▶ **Exercise materials**:

☆ ☆ ☆

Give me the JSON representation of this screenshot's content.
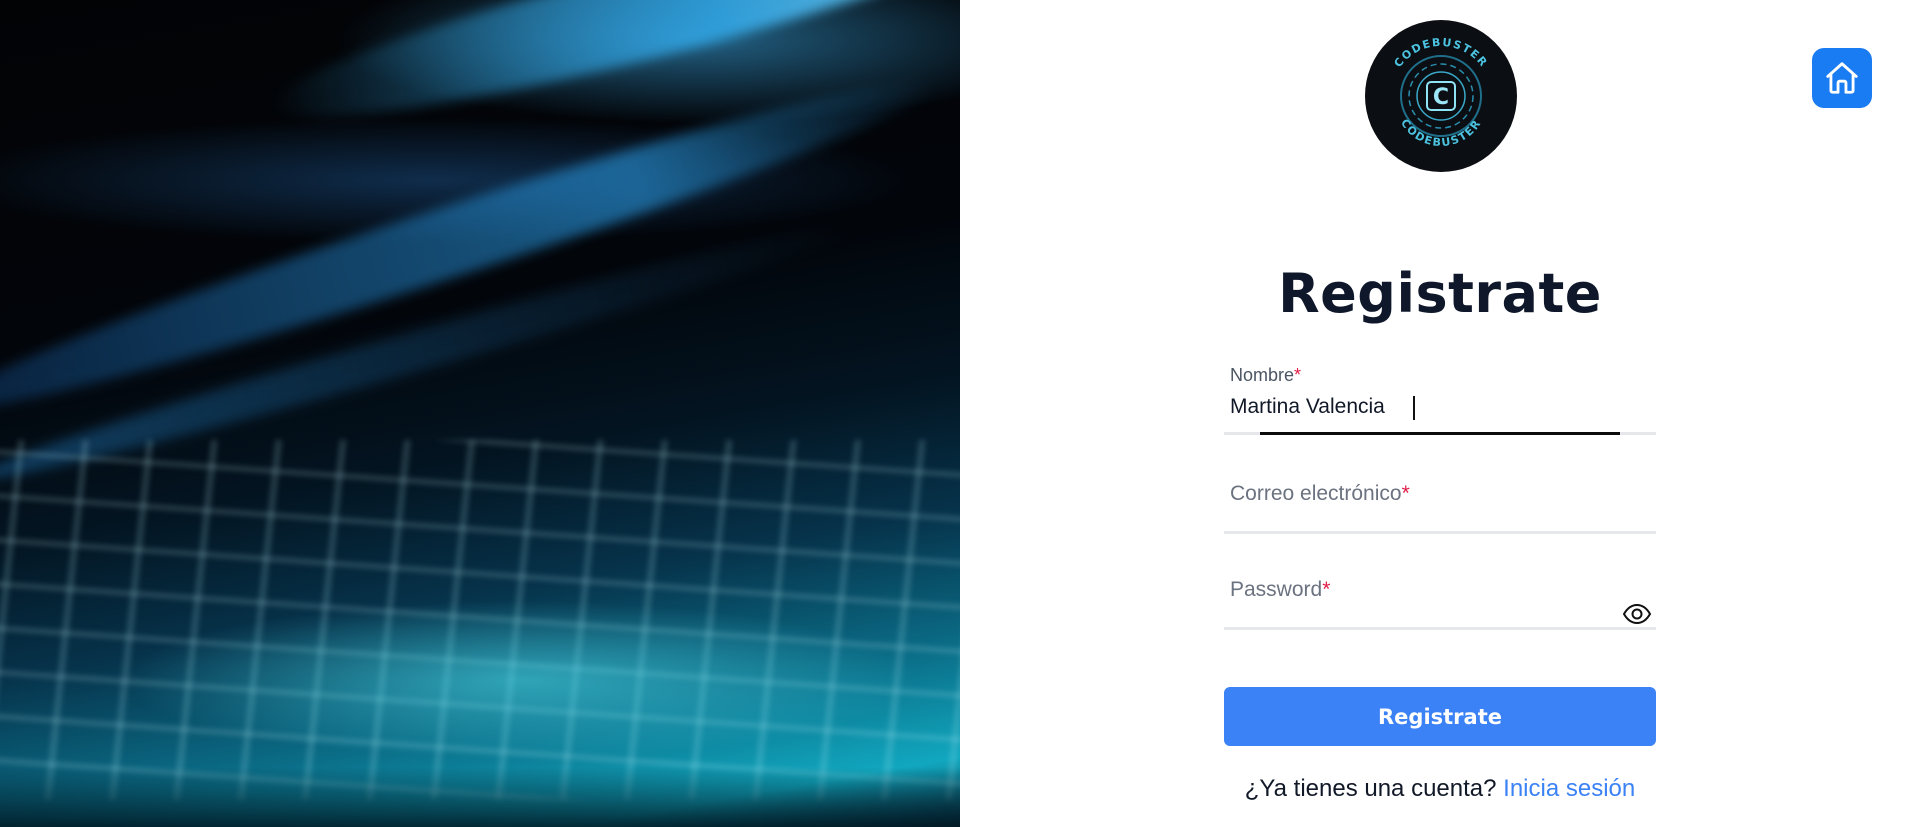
{
  "hero": {
    "image_alt": "Laptop keyboard with blue light"
  },
  "header": {
    "home_icon": "home-icon",
    "accent_color": "#1a7cf2"
  },
  "logo": {
    "text_top": "CODEBUSTER",
    "text_bottom": "CODEBUSTER",
    "letter": "C"
  },
  "form": {
    "title": "Registrate",
    "name_field": {
      "label": "Nombre",
      "required_mark": "*",
      "value": "Martina Valencia"
    },
    "email_field": {
      "label": "Correo electrónico",
      "required_mark": "*",
      "value": ""
    },
    "password_field": {
      "label": "Password",
      "required_mark": "*",
      "value": "",
      "toggle_icon": "eye-icon"
    },
    "submit_label": "Registrate",
    "submit_color": "#3b82f6",
    "footer": {
      "prompt": "¿Ya tienes una cuenta?",
      "link": "Inicia sesión"
    }
  }
}
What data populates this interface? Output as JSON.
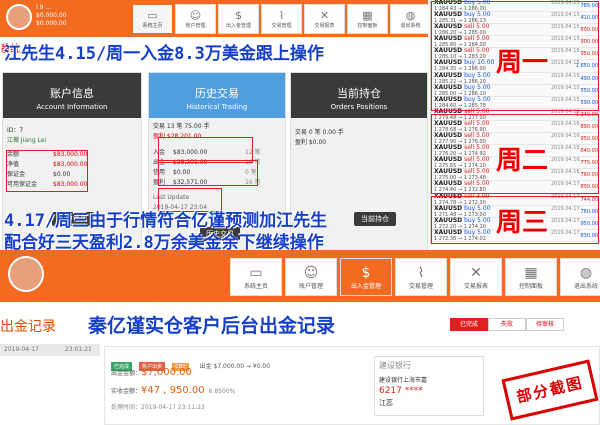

☆ ☆ ☆

▶ **Exercise objective**: Could you reproduce every record above exactly, leaving out the pictures?

▶ **Solution to the problem**:
Give me the JSON representation of this screenshot's content.
{
  "hero": {
    "image_alt": "Laptop keyboard with blue light"
  },
  "header": {
    "home_icon": "home-icon",
    "accent_color": "#1a7cf2"
  },
  "logo": {
    "text_top": "CODEBUSTER",
    "text_bottom": "CODEBUSTER",
    "letter": "C"
  },
  "form": {
    "title": "Registrate",
    "name_field": {
      "label": "Nombre",
      "required_mark": "*",
      "value": "Martina Valencia"
    },
    "email_field": {
      "label": "Correo electrónico",
      "required_mark": "*",
      "value": ""
    },
    "password_field": {
      "label": "Password",
      "required_mark": "*",
      "value": "",
      "toggle_icon": "eye-icon"
    },
    "submit_label": "Registrate",
    "submit_color": "#3b82f6",
    "footer": {
      "prompt": "¿Ya tienes una cuenta?",
      "link": "Inicia sesión"
    }
  }
}
What data populates this interface? Output as JSON.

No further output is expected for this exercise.